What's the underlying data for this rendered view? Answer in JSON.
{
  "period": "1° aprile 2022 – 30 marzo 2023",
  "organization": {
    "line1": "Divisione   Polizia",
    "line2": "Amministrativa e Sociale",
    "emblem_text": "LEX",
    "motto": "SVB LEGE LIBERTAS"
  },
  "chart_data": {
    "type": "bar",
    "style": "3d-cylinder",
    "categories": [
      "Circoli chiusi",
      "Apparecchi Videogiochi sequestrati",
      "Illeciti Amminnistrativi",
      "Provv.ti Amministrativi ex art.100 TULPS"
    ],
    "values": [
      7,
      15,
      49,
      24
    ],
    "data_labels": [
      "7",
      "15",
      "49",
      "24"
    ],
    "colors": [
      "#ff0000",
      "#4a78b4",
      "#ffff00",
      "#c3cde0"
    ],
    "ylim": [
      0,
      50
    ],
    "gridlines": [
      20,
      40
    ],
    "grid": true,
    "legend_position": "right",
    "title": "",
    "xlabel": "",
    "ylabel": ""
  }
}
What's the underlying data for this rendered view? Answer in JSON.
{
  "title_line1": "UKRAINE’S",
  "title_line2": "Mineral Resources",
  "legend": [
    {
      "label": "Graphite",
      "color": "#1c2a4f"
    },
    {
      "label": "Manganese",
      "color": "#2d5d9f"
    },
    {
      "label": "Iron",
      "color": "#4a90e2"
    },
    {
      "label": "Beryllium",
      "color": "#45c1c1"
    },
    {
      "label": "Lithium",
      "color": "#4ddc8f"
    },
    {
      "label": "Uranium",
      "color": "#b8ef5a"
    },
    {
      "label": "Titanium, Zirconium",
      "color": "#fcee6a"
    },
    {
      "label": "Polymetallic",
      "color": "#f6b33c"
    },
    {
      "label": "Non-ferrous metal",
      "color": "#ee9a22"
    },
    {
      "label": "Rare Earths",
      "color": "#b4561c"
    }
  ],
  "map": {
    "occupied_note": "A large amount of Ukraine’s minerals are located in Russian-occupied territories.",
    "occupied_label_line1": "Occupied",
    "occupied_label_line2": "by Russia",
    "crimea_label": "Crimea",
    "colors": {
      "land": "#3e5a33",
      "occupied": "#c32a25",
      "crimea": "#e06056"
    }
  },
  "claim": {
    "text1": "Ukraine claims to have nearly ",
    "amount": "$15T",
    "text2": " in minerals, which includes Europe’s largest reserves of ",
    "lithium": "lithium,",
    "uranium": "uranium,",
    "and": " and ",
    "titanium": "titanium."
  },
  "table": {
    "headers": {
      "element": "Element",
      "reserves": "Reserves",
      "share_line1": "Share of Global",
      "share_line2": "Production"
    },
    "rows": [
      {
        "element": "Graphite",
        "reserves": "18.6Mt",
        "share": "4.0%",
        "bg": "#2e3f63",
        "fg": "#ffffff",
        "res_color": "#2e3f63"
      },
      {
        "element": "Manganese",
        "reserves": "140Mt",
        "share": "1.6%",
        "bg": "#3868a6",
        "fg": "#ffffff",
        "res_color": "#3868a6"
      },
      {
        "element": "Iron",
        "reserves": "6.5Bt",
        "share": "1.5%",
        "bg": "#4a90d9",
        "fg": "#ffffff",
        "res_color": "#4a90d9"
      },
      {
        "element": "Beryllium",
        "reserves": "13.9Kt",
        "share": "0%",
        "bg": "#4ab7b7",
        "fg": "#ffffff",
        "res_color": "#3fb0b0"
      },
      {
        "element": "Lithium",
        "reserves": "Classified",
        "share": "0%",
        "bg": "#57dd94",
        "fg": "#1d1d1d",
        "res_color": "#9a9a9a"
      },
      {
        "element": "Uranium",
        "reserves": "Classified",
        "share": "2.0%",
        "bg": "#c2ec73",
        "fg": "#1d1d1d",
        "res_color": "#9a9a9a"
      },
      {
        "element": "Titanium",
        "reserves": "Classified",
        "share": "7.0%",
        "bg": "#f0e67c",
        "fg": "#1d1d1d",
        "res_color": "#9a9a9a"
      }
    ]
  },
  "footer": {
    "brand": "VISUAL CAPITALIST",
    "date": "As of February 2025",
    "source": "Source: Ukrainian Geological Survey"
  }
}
• • • • • • •
§ Problem statement: Identify every line above with the string "element" in it. Copy those lines.

§ Answer for the task:
      "element": "Element",
        "element": "Graphite",
        "element": "Manganese",
        "element": "Iron",
        "element": "Beryllium",
        "element": "Lithium",
        "element": "Uranium",
        "element": "Titanium",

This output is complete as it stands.